— WORK INSTRUCTIONS —
Quote the listing below in its entirety.

— start of DATA IN THIS EXERCISE —

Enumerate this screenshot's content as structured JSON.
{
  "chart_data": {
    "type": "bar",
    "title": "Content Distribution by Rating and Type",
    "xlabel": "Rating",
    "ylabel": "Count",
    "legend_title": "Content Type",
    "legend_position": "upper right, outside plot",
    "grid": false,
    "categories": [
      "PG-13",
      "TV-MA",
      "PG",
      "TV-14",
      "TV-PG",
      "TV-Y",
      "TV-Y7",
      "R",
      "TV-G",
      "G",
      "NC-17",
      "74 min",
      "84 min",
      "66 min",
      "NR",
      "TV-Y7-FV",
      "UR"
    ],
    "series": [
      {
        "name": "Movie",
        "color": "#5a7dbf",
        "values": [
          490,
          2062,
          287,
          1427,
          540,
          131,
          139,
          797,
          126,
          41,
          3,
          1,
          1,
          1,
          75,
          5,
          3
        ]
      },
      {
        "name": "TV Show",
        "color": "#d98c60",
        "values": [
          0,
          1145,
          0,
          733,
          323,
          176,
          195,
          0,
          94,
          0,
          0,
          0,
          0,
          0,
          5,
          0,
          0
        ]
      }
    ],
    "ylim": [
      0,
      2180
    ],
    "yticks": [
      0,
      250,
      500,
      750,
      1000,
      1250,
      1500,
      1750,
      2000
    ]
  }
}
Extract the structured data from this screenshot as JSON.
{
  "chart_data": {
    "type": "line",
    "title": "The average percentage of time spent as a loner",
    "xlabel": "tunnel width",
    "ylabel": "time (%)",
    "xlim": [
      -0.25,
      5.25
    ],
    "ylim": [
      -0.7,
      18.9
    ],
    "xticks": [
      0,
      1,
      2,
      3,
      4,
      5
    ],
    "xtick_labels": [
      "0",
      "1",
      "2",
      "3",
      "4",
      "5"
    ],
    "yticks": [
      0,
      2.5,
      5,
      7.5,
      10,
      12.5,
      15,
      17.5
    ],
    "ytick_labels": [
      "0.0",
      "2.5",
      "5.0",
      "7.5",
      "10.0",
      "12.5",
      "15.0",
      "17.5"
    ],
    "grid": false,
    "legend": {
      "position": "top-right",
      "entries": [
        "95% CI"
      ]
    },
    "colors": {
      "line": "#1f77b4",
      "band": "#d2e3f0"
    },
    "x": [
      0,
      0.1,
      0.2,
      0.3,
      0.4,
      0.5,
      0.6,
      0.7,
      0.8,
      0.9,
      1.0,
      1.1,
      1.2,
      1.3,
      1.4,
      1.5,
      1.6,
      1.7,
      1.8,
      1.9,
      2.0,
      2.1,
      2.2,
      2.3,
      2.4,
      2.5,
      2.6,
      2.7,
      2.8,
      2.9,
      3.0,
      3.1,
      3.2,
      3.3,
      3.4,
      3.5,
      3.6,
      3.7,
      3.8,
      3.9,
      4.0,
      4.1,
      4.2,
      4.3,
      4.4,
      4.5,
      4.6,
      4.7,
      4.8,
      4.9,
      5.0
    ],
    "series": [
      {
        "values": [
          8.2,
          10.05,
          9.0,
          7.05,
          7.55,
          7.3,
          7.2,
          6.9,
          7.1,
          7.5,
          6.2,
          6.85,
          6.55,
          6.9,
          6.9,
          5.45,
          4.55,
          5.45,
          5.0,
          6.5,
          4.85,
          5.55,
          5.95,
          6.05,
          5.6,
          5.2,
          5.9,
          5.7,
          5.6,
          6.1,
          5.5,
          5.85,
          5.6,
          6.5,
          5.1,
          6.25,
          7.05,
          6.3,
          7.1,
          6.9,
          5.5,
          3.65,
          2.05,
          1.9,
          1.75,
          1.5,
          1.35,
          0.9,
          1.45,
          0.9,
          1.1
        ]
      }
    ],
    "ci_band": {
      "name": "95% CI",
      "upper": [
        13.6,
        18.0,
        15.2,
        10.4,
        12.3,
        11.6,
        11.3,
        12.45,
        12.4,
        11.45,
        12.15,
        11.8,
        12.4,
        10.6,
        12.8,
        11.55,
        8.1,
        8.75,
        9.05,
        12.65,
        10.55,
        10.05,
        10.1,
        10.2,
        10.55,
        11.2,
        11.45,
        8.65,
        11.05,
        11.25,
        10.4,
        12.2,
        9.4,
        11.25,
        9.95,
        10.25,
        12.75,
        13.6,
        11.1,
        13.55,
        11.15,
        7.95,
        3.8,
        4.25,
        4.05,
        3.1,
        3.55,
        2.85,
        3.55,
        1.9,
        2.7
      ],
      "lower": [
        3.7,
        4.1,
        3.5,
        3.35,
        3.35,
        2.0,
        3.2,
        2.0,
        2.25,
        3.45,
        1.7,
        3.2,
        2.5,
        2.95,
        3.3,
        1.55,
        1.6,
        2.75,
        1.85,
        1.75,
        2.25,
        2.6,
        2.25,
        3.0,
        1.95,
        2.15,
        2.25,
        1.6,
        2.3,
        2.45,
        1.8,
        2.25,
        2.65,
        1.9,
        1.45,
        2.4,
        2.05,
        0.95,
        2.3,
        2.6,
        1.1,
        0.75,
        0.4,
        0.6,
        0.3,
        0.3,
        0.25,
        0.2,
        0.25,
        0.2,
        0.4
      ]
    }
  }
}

— end of DATA IN THIS EXERCISE —

— FINAL ANSWER —
Enumerate this screenshot's content as structured JSON.
{
  "chart_data": {
    "type": "bar",
    "title": "Content Distribution by Rating and Type",
    "xlabel": "Rating",
    "ylabel": "Count",
    "legend_title": "Content Type",
    "legend_position": "upper right, outside plot",
    "grid": false,
    "categories": [
      "PG-13",
      "TV-MA",
      "PG",
      "TV-14",
      "TV-PG",
      "TV-Y",
      "TV-Y7",
      "R",
      "TV-G",
      "G",
      "NC-17",
      "74 min",
      "84 min",
      "66 min",
      "NR",
      "TV-Y7-FV",
      "UR"
    ],
    "series": [
      {
        "name": "Movie",
        "color": "#5a7dbf",
        "values": [
          490,
          2062,
          287,
          1427,
          540,
          131,
          139,
          797,
          126,
          41,
          3,
          1,
          1,
          1,
          75,
          5,
          3
        ]
      },
      {
        "name": "TV Show",
        "color": "#d98c60",
        "values": [
          0,
          1145,
          0,
          733,
          323,
          176,
          195,
          0,
          94,
          0,
          0,
          0,
          0,
          0,
          5,
          0,
          0
        ]
      }
    ],
    "ylim": [
      0,
      2180
    ],
    "yticks": [
      0,
      250,
      500,
      750,
      1000,
      1250,
      1500,
      1750,
      2000
    ]
  }
}
Extract the structured data from this screenshot as JSON.
{
  "chart_data": {
    "type": "line",
    "title": "The average percentage of time spent as a loner",
    "xlabel": "tunnel width",
    "ylabel": "time (%)",
    "xlim": [
      -0.25,
      5.25
    ],
    "ylim": [
      -0.7,
      18.9
    ],
    "xticks": [
      0,
      1,
      2,
      3,
      4,
      5
    ],
    "xtick_labels": [
      "0",
      "1",
      "2",
      "3",
      "4",
      "5"
    ],
    "yticks": [
      0,
      2.5,
      5,
      7.5,
      10,
      12.5,
      15,
      17.5
    ],
    "ytick_labels": [
      "0.0",
      "2.5",
      "5.0",
      "7.5",
      "10.0",
      "12.5",
      "15.0",
      "17.5"
    ],
    "grid": false,
    "legend": {
      "position": "top-right",
      "entries": [
        "95% CI"
      ]
    },
    "colors": {
      "line": "#1f77b4",
      "band": "#d2e3f0"
    },
    "x": [
      0,
      0.1,
      0.2,
      0.3,
      0.4,
      0.5,
      0.6,
      0.7,
      0.8,
      0.9,
      1.0,
      1.1,
      1.2,
      1.3,
      1.4,
      1.5,
      1.6,
      1.7,
      1.8,
      1.9,
      2.0,
      2.1,
      2.2,
      2.3,
      2.4,
      2.5,
      2.6,
      2.7,
      2.8,
      2.9,
      3.0,
      3.1,
      3.2,
      3.3,
      3.4,
      3.5,
      3.6,
      3.7,
      3.8,
      3.9,
      4.0,
      4.1,
      4.2,
      4.3,
      4.4,
      4.5,
      4.6,
      4.7,
      4.8,
      4.9,
      5.0
    ],
    "series": [
      {
        "values": [
          8.2,
          10.05,
          9.0,
          7.05,
          7.55,
          7.3,
          7.2,
          6.9,
          7.1,
          7.5,
          6.2,
          6.85,
          6.55,
          6.9,
          6.9,
          5.45,
          4.55,
          5.45,
          5.0,
          6.5,
          4.85,
          5.55,
          5.95,
          6.05,
          5.6,
          5.2,
          5.9,
          5.7,
          5.6,
          6.1,
          5.5,
          5.85,
          5.6,
          6.5,
          5.1,
          6.25,
          7.05,
          6.3,
          7.1,
          6.9,
          5.5,
          3.65,
          2.05,
          1.9,
          1.75,
          1.5,
          1.35,
          0.9,
          1.45,
          0.9,
          1.1
        ]
      }
    ],
    "ci_band": {
      "name": "95% CI",
      "upper": [
        13.6,
        18.0,
        15.2,
        10.4,
        12.3,
        11.6,
        11.3,
        12.45,
        12.4,
        11.45,
        12.15,
        11.8,
        12.4,
        10.6,
        12.8,
        11.55,
        8.1,
        8.75,
        9.05,
        12.65,
        10.55,
        10.05,
        10.1,
        10.2,
        10.55,
        11.2,
        11.45,
        8.65,
        11.05,
        11.25,
        10.4,
        12.2,
        9.4,
        11.25,
        9.95,
        10.25,
        12.75,
        13.6,
        11.1,
        13.55,
        11.15,
        7.95,
        3.8,
        4.25,
        4.05,
        3.1,
        3.55,
        2.85,
        3.55,
        1.9,
        2.7
      ],
      "lower": [
        3.7,
        4.1,
        3.5,
        3.35,
        3.35,
        2.0,
        3.2,
        2.0,
        2.25,
        3.45,
        1.7,
        3.2,
        2.5,
        2.95,
        3.3,
        1.55,
        1.6,
        2.75,
        1.85,
        1.75,
        2.25,
        2.6,
        2.25,
        3.0,
        1.95,
        2.15,
        2.25,
        1.6,
        2.3,
        2.45,
        1.8,
        2.25,
        2.65,
        1.9,
        1.45,
        2.4,
        2.05,
        0.95,
        2.3,
        2.6,
        1.1,
        0.75,
        0.4,
        0.6,
        0.3,
        0.3,
        0.25,
        0.2,
        0.25,
        0.2,
        0.4
      ]
    }
  }
}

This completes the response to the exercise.